### Set problem
From the listing below, pull out every line where the string "this" appears.

* BEGIN *

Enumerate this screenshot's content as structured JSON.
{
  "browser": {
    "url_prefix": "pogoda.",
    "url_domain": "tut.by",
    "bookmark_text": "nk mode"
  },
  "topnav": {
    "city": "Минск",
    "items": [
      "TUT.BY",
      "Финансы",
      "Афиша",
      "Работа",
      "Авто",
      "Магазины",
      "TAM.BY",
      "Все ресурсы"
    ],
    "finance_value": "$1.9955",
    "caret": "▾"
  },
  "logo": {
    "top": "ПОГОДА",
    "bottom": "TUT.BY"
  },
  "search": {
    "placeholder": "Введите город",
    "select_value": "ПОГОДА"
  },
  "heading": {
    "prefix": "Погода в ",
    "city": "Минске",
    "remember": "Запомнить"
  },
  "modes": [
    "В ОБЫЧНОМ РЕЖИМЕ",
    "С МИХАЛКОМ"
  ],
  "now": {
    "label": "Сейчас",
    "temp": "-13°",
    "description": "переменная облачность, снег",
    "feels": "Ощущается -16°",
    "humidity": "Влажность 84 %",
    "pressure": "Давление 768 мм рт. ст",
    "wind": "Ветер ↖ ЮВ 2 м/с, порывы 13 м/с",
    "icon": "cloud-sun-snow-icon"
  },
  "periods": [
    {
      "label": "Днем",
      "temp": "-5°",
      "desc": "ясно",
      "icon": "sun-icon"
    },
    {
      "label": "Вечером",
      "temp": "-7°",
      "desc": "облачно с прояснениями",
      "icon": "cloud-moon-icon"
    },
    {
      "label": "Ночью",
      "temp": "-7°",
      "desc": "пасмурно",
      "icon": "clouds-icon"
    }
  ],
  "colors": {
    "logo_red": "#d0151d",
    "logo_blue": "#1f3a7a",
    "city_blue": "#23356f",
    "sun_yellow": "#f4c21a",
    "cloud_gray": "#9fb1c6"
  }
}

* END *
* BEGIN *

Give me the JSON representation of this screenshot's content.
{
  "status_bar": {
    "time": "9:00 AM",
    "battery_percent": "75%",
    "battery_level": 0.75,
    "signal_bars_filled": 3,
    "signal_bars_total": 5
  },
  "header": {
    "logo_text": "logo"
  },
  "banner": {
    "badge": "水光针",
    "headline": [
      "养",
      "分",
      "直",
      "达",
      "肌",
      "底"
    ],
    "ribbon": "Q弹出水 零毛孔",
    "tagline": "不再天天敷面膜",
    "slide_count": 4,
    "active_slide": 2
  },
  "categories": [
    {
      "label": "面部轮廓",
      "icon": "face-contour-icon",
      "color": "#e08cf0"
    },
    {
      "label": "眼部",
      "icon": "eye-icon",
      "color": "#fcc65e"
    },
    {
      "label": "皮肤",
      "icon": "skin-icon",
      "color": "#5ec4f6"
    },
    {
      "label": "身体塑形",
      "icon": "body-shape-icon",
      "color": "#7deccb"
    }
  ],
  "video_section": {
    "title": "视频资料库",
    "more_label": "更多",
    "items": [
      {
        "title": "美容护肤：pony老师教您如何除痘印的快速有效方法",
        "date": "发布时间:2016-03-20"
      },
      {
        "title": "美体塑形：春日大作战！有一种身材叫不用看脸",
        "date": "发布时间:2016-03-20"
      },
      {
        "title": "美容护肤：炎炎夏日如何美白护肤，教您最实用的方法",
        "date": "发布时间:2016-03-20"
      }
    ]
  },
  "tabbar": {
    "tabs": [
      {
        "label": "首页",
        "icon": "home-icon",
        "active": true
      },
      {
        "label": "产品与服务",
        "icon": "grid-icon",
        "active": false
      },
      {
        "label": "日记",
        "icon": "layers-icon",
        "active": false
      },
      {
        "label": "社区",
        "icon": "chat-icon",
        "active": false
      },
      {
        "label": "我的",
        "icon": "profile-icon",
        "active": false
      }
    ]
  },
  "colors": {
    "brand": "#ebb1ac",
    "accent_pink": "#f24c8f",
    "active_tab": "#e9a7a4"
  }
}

* END *
* BEGIN *

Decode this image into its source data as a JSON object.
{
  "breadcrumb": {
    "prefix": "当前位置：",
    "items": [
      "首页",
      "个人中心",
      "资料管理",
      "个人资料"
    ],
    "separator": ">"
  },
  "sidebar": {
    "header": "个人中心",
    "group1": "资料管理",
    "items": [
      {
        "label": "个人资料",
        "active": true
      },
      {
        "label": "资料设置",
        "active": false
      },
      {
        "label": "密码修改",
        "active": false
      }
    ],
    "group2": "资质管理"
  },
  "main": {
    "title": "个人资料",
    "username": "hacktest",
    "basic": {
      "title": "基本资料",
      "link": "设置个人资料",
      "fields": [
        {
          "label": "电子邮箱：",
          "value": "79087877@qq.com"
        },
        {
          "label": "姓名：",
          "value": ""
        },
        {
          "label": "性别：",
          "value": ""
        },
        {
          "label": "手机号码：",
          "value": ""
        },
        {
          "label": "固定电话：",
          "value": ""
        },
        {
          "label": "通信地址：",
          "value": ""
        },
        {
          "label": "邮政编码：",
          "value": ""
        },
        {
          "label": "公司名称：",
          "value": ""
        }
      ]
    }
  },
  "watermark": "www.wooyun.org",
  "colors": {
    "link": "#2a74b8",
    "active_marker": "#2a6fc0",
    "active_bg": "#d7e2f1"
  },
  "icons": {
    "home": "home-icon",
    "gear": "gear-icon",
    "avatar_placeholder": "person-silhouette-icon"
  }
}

* END *

### Final result
Enumerate this screenshot's content as structured JSON.
Give me the JSON representation of this screenshot's content.
Decode this image into its source data as a JSON object.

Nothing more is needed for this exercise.